**SHORT TASK**
Search the records below for the word "Boys" and show every line where it occurs.

**RAW RECORDS**
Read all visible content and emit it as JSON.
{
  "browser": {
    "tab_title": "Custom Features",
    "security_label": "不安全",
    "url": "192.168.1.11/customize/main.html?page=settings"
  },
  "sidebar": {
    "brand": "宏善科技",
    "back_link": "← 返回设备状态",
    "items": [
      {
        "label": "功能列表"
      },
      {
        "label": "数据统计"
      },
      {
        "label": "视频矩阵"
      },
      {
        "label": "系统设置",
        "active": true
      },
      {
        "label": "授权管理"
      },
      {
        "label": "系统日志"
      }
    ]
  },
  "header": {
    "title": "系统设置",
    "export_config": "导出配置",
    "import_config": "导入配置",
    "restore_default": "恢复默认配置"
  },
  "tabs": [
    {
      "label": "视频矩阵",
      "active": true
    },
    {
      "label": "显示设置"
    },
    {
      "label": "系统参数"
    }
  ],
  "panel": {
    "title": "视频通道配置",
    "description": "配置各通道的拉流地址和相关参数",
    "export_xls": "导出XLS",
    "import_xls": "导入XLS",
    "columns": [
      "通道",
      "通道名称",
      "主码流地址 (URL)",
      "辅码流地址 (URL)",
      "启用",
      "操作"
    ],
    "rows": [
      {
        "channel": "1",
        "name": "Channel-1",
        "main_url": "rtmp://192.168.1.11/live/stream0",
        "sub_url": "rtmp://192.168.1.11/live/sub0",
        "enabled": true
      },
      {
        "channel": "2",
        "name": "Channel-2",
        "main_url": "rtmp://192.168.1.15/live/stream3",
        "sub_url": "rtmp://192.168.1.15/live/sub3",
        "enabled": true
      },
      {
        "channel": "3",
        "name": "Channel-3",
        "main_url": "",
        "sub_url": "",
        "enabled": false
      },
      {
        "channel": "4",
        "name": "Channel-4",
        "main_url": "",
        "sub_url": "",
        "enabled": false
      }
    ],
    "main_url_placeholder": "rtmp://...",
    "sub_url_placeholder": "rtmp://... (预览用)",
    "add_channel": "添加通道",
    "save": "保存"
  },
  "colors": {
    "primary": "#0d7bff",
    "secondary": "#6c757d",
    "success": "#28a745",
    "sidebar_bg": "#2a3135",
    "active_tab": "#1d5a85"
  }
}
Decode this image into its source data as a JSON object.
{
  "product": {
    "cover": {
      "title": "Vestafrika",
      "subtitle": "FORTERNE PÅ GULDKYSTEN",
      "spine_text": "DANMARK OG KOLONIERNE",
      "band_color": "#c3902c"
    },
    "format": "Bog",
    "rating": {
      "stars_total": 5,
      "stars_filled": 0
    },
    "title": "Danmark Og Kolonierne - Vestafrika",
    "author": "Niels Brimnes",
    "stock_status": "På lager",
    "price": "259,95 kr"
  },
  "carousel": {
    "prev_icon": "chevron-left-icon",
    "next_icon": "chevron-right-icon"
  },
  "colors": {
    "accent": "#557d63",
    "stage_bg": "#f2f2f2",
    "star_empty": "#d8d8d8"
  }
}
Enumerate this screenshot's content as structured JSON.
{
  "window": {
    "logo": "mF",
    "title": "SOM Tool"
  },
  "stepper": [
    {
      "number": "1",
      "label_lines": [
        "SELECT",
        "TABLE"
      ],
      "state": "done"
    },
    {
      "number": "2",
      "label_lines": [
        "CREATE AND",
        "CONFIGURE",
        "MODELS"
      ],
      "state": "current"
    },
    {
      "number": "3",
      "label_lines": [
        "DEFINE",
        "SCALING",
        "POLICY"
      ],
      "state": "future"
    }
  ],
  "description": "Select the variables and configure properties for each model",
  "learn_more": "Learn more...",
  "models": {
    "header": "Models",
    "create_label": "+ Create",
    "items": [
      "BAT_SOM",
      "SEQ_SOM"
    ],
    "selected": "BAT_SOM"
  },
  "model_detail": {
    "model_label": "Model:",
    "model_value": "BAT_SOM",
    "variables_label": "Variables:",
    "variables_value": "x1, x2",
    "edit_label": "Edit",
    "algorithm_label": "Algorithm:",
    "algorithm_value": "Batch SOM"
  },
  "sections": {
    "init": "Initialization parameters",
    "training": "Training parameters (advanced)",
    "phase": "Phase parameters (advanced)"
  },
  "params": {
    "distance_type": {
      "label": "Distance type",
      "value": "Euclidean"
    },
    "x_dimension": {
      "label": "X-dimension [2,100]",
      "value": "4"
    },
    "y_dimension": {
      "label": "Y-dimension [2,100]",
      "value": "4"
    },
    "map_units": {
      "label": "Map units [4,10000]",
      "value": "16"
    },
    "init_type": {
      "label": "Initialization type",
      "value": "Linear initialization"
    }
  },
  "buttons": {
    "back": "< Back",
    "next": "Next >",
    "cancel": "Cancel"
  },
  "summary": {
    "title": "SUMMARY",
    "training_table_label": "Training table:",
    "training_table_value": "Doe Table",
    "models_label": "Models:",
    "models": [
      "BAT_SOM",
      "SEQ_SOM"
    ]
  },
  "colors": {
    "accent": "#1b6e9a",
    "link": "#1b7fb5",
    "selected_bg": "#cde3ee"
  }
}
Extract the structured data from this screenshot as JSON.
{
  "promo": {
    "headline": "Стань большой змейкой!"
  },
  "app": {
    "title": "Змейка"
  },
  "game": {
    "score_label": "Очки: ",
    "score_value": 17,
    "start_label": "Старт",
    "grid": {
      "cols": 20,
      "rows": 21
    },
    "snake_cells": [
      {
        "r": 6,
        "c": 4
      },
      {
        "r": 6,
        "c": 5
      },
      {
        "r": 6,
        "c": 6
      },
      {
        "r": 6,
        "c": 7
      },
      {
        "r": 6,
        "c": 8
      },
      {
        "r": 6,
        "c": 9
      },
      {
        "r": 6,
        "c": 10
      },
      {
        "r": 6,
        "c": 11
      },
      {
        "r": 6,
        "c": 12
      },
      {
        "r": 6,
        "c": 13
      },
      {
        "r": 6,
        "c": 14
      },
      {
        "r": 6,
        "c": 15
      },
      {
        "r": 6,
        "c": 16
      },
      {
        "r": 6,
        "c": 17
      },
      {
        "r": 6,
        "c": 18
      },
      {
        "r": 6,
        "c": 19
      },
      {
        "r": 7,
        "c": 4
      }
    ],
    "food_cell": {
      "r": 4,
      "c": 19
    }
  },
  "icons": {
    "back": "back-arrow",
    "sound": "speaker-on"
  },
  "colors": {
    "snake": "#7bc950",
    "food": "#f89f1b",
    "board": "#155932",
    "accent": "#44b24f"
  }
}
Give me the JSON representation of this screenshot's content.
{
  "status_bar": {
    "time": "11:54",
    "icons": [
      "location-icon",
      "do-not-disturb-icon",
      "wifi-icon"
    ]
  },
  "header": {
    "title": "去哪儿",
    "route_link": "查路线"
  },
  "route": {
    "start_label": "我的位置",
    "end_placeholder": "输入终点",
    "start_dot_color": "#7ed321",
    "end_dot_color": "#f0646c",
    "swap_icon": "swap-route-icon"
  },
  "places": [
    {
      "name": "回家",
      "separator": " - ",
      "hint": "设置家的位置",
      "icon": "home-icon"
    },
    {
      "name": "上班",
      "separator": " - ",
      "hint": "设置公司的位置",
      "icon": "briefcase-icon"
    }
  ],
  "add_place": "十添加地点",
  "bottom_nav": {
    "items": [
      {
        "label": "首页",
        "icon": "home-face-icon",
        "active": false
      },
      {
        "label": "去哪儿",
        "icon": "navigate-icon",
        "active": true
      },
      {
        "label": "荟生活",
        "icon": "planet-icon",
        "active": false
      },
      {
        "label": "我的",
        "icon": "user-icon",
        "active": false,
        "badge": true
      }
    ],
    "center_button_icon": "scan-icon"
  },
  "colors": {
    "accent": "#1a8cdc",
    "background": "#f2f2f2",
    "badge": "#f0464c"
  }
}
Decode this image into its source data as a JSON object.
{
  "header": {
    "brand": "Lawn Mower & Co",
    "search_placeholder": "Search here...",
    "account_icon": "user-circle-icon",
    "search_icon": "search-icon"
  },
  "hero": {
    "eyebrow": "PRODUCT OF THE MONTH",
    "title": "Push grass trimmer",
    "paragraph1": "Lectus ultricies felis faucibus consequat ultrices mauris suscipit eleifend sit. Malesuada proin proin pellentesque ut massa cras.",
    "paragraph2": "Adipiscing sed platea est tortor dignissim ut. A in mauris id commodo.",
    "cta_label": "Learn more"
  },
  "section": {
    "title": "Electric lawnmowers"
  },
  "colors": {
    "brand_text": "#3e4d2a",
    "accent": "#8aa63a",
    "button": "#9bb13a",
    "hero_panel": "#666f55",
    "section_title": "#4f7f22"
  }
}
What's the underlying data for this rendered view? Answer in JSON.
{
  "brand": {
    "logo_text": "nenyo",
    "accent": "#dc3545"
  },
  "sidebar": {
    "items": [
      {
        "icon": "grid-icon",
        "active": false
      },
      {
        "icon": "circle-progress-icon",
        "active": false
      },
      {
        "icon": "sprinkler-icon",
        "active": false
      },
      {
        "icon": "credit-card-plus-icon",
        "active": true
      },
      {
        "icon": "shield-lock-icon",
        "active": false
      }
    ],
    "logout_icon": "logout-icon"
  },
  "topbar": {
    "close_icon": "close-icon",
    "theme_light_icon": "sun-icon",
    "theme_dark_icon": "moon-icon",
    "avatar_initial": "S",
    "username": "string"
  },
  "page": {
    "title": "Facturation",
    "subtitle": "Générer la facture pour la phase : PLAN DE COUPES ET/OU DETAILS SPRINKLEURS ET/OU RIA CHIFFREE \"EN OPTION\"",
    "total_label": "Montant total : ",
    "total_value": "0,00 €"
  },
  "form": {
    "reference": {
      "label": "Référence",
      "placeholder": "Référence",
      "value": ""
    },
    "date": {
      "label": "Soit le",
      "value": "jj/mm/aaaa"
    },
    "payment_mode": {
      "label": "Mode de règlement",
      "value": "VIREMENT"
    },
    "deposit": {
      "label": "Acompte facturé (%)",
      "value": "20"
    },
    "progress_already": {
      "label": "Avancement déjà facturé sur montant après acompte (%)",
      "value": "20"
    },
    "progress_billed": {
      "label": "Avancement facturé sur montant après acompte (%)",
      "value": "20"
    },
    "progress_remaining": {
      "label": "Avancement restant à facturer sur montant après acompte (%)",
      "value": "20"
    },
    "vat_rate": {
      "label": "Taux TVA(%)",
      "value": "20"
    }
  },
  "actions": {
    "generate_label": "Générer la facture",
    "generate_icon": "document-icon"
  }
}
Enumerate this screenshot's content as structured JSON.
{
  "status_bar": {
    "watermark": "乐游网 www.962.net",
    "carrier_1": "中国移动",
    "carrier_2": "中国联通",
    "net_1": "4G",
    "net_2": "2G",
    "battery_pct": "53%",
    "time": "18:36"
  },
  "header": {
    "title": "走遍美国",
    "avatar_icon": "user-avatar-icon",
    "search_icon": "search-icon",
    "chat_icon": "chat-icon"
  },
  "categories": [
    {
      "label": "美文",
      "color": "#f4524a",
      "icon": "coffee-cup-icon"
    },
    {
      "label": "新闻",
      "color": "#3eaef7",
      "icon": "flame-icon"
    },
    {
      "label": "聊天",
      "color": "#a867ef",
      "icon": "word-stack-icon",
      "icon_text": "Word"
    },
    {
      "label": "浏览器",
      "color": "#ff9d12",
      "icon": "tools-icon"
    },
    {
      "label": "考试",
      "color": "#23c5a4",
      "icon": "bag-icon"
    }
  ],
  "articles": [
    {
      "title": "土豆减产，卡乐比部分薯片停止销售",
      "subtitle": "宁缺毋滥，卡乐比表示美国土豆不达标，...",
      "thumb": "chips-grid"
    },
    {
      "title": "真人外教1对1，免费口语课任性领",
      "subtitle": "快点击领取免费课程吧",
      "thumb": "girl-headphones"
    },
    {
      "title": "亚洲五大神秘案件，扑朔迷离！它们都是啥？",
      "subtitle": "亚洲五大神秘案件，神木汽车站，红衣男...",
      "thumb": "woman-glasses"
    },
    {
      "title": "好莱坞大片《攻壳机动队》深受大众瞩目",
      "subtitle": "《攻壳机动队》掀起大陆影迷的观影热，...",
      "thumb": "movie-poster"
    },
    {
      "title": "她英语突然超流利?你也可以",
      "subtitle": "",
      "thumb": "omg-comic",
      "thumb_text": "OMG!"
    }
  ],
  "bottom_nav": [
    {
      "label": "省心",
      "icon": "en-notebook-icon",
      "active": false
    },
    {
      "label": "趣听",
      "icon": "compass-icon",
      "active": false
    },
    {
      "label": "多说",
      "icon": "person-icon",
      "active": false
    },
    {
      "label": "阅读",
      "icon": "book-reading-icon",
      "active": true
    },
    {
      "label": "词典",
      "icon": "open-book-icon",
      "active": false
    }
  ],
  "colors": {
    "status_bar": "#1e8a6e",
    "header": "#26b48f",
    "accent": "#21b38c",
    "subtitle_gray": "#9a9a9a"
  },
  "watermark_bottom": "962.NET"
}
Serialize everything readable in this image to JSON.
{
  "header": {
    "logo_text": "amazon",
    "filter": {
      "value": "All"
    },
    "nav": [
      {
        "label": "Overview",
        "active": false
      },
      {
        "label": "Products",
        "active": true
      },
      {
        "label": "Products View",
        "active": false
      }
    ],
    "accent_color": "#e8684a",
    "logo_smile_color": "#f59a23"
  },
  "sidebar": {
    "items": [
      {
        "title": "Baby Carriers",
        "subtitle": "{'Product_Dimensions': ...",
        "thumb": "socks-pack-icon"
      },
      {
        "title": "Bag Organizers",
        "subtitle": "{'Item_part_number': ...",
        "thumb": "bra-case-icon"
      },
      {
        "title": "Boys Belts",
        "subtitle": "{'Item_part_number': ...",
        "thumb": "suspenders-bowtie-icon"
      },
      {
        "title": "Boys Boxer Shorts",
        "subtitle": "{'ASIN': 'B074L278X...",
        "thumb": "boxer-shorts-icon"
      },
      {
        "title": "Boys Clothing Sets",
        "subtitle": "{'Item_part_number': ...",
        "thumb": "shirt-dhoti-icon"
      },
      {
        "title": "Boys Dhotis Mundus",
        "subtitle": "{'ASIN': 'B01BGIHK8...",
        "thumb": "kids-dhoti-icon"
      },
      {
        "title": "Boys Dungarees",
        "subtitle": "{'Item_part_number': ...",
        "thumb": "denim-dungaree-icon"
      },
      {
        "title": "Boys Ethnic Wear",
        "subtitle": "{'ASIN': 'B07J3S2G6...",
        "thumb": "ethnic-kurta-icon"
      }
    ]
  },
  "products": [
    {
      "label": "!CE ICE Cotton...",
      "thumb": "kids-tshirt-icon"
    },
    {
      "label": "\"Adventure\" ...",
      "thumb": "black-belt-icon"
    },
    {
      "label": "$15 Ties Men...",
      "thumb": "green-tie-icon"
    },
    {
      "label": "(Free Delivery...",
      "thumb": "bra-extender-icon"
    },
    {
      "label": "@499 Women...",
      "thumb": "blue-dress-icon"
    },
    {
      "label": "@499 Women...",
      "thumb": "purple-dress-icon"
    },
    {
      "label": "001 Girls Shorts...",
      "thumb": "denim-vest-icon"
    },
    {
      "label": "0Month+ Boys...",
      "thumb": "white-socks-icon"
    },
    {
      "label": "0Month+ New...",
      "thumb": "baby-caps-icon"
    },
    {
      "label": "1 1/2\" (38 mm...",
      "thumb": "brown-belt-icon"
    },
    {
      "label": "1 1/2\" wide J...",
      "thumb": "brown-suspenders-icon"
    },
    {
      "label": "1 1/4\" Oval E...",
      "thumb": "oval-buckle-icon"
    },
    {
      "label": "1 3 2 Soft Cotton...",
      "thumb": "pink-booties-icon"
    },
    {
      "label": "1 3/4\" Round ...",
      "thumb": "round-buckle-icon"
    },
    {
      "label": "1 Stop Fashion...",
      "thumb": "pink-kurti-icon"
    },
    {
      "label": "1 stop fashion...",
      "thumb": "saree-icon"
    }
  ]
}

**TASK OUTPUT**
        "title": "Boys Belts",
        "title": "Boys Boxer Shorts",
        "title": "Boys Clothing Sets",
        "title": "Boys Dhotis Mundus",
        "title": "Boys Dungarees",
        "title": "Boys Ethnic Wear",
      "label": "0Month+ Boys...",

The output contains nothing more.